- _REQUEST_: Single out the lines that include the word "接受劳务支付的现金". Copy them.

Records excerpted from a collection:

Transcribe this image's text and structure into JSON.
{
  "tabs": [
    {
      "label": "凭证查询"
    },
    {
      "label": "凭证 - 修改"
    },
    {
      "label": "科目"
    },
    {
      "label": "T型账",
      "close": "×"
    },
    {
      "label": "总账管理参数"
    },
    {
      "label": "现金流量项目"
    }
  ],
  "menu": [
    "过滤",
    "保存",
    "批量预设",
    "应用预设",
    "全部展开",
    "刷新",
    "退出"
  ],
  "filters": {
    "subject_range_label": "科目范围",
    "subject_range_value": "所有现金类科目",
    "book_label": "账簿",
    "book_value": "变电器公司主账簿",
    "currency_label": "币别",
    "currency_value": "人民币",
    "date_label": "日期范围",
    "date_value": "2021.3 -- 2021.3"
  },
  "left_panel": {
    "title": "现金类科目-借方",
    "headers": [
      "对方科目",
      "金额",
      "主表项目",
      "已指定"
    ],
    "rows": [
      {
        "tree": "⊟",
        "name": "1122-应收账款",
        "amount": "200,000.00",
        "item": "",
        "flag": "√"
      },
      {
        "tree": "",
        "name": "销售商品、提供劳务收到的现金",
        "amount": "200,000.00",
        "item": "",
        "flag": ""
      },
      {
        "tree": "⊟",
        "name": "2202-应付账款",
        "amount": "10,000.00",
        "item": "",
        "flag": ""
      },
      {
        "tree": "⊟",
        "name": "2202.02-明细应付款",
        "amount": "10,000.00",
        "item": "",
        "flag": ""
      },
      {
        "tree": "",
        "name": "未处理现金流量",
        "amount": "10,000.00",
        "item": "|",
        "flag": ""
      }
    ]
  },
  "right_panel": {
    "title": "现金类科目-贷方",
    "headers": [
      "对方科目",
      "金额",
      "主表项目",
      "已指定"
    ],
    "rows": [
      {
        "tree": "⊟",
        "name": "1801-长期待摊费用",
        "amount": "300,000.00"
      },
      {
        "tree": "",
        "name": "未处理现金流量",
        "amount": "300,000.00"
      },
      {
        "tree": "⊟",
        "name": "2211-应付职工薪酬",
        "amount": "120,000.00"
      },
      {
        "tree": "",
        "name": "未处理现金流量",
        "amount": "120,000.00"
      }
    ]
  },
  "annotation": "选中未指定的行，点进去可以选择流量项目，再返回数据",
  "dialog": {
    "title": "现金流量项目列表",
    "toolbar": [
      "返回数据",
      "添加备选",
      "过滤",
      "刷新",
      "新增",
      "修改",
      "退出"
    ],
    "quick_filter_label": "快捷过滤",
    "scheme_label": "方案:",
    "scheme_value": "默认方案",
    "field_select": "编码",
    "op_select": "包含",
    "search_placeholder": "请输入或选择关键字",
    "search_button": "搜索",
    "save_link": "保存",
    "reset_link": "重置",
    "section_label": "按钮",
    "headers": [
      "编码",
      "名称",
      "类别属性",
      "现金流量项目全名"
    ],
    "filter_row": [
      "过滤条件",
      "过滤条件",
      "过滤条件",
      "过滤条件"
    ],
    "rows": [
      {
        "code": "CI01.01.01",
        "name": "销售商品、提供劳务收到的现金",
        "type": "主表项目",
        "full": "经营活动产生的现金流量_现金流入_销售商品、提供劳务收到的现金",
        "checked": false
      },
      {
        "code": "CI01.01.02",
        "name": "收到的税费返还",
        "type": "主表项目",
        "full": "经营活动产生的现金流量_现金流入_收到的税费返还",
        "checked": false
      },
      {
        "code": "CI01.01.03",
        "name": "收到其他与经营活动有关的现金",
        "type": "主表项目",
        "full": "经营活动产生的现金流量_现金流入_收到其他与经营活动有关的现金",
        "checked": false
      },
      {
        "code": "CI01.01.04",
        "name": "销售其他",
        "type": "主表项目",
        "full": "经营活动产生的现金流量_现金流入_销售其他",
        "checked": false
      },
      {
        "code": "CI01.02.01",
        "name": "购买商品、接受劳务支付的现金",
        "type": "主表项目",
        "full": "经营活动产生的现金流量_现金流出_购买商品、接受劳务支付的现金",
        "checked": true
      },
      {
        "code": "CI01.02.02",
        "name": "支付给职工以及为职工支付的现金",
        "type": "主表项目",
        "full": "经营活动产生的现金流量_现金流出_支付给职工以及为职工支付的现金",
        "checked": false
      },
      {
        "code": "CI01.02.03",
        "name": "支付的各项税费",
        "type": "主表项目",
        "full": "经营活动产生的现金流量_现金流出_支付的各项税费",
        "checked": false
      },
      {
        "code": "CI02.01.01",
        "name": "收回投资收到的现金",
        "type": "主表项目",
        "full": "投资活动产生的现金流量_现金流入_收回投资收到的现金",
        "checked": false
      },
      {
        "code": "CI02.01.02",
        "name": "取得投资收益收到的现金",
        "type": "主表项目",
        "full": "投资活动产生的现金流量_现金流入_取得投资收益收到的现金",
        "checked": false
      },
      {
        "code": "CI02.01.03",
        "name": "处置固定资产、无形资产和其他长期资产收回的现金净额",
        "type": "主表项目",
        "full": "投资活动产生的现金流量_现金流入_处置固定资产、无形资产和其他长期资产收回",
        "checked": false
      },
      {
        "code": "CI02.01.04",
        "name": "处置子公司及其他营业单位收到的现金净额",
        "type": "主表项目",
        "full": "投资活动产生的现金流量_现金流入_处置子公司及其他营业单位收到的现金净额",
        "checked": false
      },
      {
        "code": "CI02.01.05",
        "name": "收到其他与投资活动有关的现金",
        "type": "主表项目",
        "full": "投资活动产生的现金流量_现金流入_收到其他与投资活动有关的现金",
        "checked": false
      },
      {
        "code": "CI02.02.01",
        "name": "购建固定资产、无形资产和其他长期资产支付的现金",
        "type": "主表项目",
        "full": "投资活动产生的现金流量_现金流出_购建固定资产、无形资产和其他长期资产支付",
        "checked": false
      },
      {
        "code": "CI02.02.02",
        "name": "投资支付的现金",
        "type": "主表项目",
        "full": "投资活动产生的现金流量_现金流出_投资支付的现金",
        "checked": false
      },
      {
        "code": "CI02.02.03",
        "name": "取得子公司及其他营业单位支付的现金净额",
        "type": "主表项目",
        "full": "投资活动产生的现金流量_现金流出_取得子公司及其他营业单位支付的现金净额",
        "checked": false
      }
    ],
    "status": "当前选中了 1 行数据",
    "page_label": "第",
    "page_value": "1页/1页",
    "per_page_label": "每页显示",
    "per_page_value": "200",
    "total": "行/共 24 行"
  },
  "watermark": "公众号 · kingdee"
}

- _RESULT BELOW_:
        "name": "购买商品、接受劳务支付的现金",
        "full": "经营活动产生的现金流量_现金流出_购买商品、接受劳务支付的现金",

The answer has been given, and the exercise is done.